TASK DIRECTIONS – Give the material once more, word for word, without any images.

══ DATASET EXCERPTS ══

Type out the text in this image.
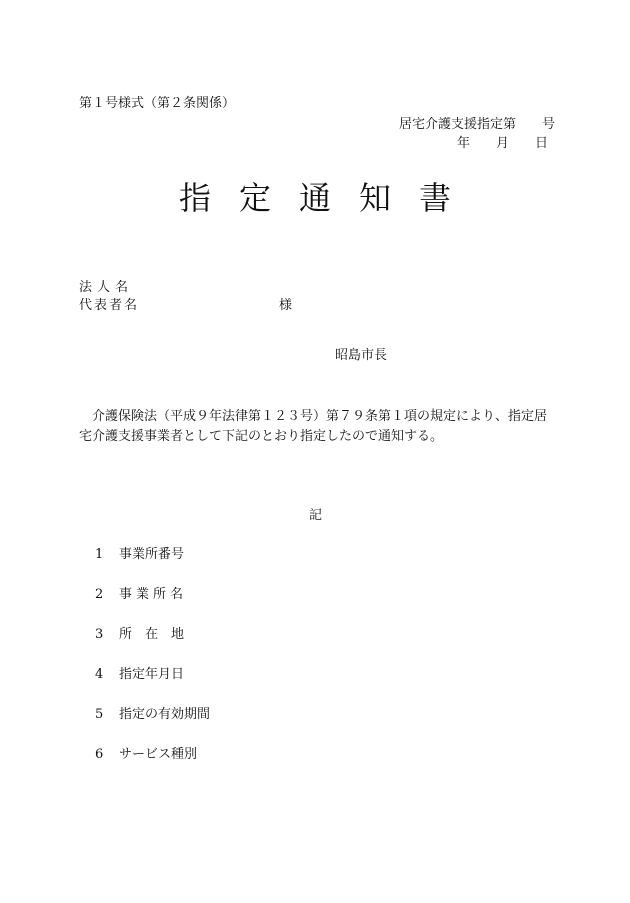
第１号様式（第２条関係）
居宅介護支援指定第　　号
年　　月　　日
指定通知書
法人名
代表者名	様
昭島市長
介護保険法（平成９年法律第１２３号）第７９条第１項の規定により、指定居宅介護支援事業者として下記のとおり指定したので通知する。
記
1	事業所番号
2	事業所名
3	所在地
4	指定年月日
5	指定の有効期間
6	サービス種別
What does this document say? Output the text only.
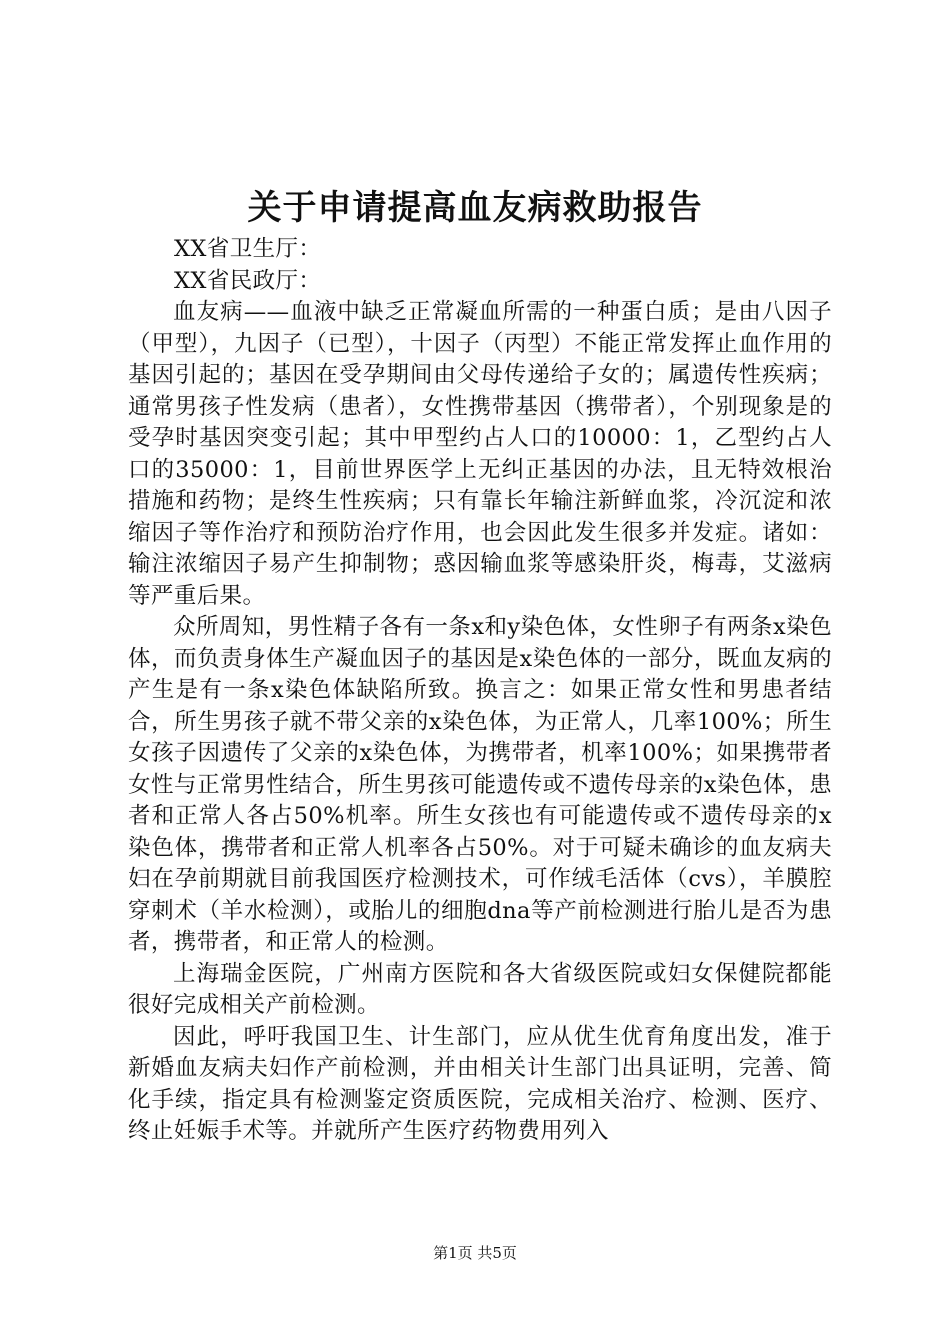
关于申请提高血友病救助报告
XX省卫生厅：
XX省民政厅：

血友病——血液中缺乏正常凝血所需的一种蛋白质；是由八因子（甲型），九因子（已型），十因子（丙型）不能正常发挥止血作用的基因引起的；基因在受孕期间由父母传递给子女的；属遗传性疾病；通常男孩子性发病（患者），女性携带基因（携带者），个别现象是的受孕时基因突变引起；其中甲型约占人口的10000：1，乙型约占人口的35000：1，目前世界医学上无纠正基因的办法，且无特效根治措施和药物；是终生性疾病；只有靠长年输注新鲜血浆，冷沉淀和浓缩因子等作治疗和预防治疗作用，也会因此发生很多并发症。诸如：输注浓缩因子易产生抑制物；惑因输血浆等感染肝炎，梅毒，艾滋病等严重后果。

众所周知，男性精子各有一条x和y染色体，女性卵子有两条x染色体，而负责身体生产凝血因子的基因是x染色体的一部分，既血友病的产生是有一条x染色体缺陷所致。换言之：如果正常女性和男患者结合，所生男孩子就不带父亲的x染色体，为正常人，几率100%；所生女孩子因遗传了父亲的x染色体，为携带者，机率100%；如果携带者女性与正常男性结合，所生男孩可能遗传或不遗传母亲的x染色体，患者和正常人各占50%机率。所生女孩也有可能遗传或不遗传母亲的x染色体，携带者和正常人机率各占50%。对于可疑未确诊的血友病夫妇在孕前期就目前我国医疗检测技术，可作绒毛活体（cvs），羊膜腔穿刺术（羊水检测），或胎儿的细胞dna等产前检测进行胎儿是否为患者，携带者，和正常人的检测。

上海瑞金医院，广州南方医院和各大省级医院或妇女保健院都能很好完成相关产前检测。

因此，呼吁我国卫生、计生部门，应从优生优育角度出发，准于新婚血友病夫妇作产前检测，并由相关计生部门出具证明，完善、简化手续，指定具有检测鉴定资质医院，完成相关治疗、检测、医疗、终止妊娠手术等。并就所产生医疗药物费用列入

第1页 共5页
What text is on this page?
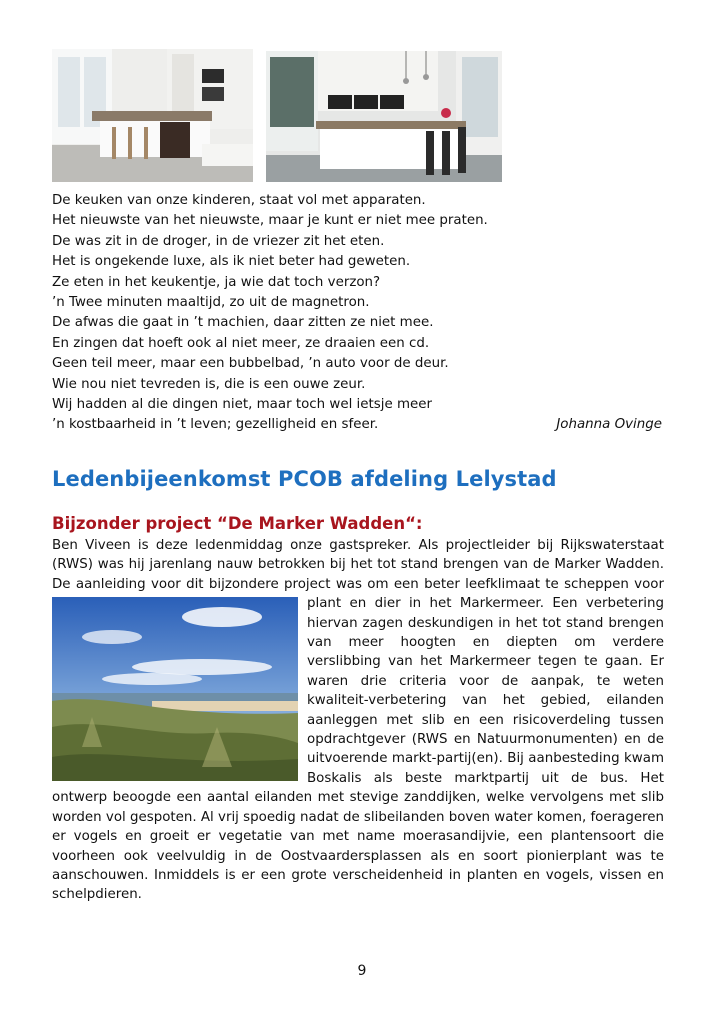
De keuken van onze kinderen, staat vol met apparaten.
Het nieuwste van het nieuwste, maar je kunt er niet mee praten.
De was zit in de droger, in de vriezer zit het eten.
Het is ongekende luxe, als ik niet beter had geweten.
Ze eten in het keukentje, ja wie dat toch verzon?
’n Twee minuten maaltijd, zo uit de magnetron.
De afwas die gaat in ’t machien, daar zitten ze niet mee.
En zingen dat hoeft ook al niet meer, ze draaien een cd.
Geen teil meer, maar een bubbelbad, ’n auto voor de deur.
Wie nou niet tevreden is, die is een ouwe zeur.
Wij hadden al die dingen niet, maar toch wel ietsje meer
’n kostbaarheid in ’t leven; gezelligheid en sfeer.	Johanna Ovinge
Ledenbijeenkomst PCOB afdeling Lelystad
Bijzonder project “De Marker Wadden“:

Ben Viveen is deze ledenmiddag onze gastspreker. Als projectleider bij Rijkswaterstaat (RWS) was hij jarenlang nauw betrokken bij het tot stand brengen van de Marker Wadden. De aanleiding voor dit bijzondere project was om een beter leefklimaat te scheppen voor plant en dier in het Markermeer. Een verbetering hiervan zagen deskundigen in het tot stand brengen van meer hoogten en diepten om verdere verslibbing van het Markermeer tegen te gaan. Er waren drie criteria voor de aanpak, te weten kwaliteit-verbetering van het gebied, eilanden aanleggen met slib en een risicoverdeling tussen opdrachtgever (RWS en Natuurmonumenten) en de uitvoerende markt-partij(en). Bij aanbesteding kwam Boskalis als beste marktpartij uit de bus. Het ontwerp beoogde een aantal eilanden met stevige zanddijken, welke vervolgens met slib worden vol gespoten. Al vrij spoedig nadat de slibeilanden boven water komen, foerageren er vogels en groeit er vegetatie van met name moerasandijvie, een plantensoort die voorheen ook veelvuldig in de Oostvaardersplassen als en soort pionierplant was te aanschouwen. Inmiddels is er een grote verscheidenheid in planten en vogels, vissen en schelpdieren.

9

═══

EXERCISE RESULT –
Type out the text in this image.
第１号様式（第２条関係）
居宅介護支援指定第　　号
年　　月　　日
指定通知書
法人名
代表者名	様
昭島市長
介護保険法（平成９年法律第１２３号）第７９条第１項の規定により、指定居宅介護支援事業者として下記のとおり指定したので通知する。
記
1	事業所番号
2	事業所名
3	所在地
4	指定年月日
5	指定の有効期間
6	サービス種別
What does this document say? Output the text only.
关于申请提高血友病救助报告
XX省卫生厅：
XX省民政厅：

血友病——血液中缺乏正常凝血所需的一种蛋白质；是由八因子（甲型），九因子（已型），十因子（丙型）不能正常发挥止血作用的基因引起的；基因在受孕期间由父母传递给子女的；属遗传性疾病；通常男孩子性发病（患者），女性携带基因（携带者），个别现象是的受孕时基因突变引起；其中甲型约占人口的10000：1，乙型约占人口的35000：1，目前世界医学上无纠正基因的办法，且无特效根治措施和药物；是终生性疾病；只有靠长年输注新鲜血浆，冷沉淀和浓缩因子等作治疗和预防治疗作用，也会因此发生很多并发症。诸如：输注浓缩因子易产生抑制物；惑因输血浆等感染肝炎，梅毒，艾滋病等严重后果。

众所周知，男性精子各有一条x和y染色体，女性卵子有两条x染色体，而负责身体生产凝血因子的基因是x染色体的一部分，既血友病的产生是有一条x染色体缺陷所致。换言之：如果正常女性和男患者结合，所生男孩子就不带父亲的x染色体，为正常人，几率100%；所生女孩子因遗传了父亲的x染色体，为携带者，机率100%；如果携带者女性与正常男性结合，所生男孩可能遗传或不遗传母亲的x染色体，患者和正常人各占50%机率。所生女孩也有可能遗传或不遗传母亲的x染色体，携带者和正常人机率各占50%。对于可疑未确诊的血友病夫妇在孕前期就目前我国医疗检测技术，可作绒毛活体（cvs），羊膜腔穿刺术（羊水检测），或胎儿的细胞dna等产前检测进行胎儿是否为患者，携带者，和正常人的检测。

上海瑞金医院，广州南方医院和各大省级医院或妇女保健院都能很好完成相关产前检测。

因此，呼吁我国卫生、计生部门，应从优生优育角度出发，准于新婚血友病夫妇作产前检测，并由相关计生部门出具证明，完善、简化手续，指定具有检测鉴定资质医院，完成相关治疗、检测、医疗、终止妊娠手术等。并就所产生医疗药物费用列入

第1页 共5页
What text is on this page?
De keuken van onze kinderen, staat vol met apparaten.
Het nieuwste van het nieuwste, maar je kunt er niet mee praten.
De was zit in de droger, in de vriezer zit het eten.
Het is ongekende luxe, als ik niet beter had geweten.
Ze eten in het keukentje, ja wie dat toch verzon?
’n Twee minuten maaltijd, zo uit de magnetron.
De afwas die gaat in ’t machien, daar zitten ze niet mee.
En zingen dat hoeft ook al niet meer, ze draaien een cd.
Geen teil meer, maar een bubbelbad, ’n auto voor de deur.
Wie nou niet tevreden is, die is een ouwe zeur.
Wij hadden al die dingen niet, maar toch wel ietsje meer
’n kostbaarheid in ’t leven; gezelligheid en sfeer.	Johanna Ovinge
Ledenbijeenkomst PCOB afdeling Lelystad
Bijzonder project “De Marker Wadden“:

Ben Viveen is deze ledenmiddag onze gastspreker. Als projectleider bij Rijkswaterstaat (RWS) was hij jarenlang nauw betrokken bij het tot stand brengen van de Marker Wadden. De aanleiding voor dit bijzondere project was om een beter leefklimaat te scheppen voor plant en dier in het Markermeer. Een verbetering hiervan zagen deskundigen in het tot stand brengen van meer hoogten en diepten om verdere verslibbing van het Markermeer tegen te gaan. Er waren drie criteria voor de aanpak, te weten kwaliteit-verbetering van het gebied, eilanden aanleggen met slib en een risicoverdeling tussen opdrachtgever (RWS en Natuurmonumenten) en de uitvoerende markt-partij(en). Bij aanbesteding kwam Boskalis als beste marktpartij uit de bus. Het ontwerp beoogde een aantal eilanden met stevige zanddijken, welke vervolgens met slib worden vol gespoten. Al vrij spoedig nadat de slibeilanden boven water komen, foerageren er vogels en groeit er vegetatie van met name moerasandijvie, een plantensoort die voorheen ook veelvuldig in de Oostvaardersplassen als en soort pionierplant was te aanschouwen. Inmiddels is er een grote verscheidenheid in planten en vogels, vissen en schelpdieren.

9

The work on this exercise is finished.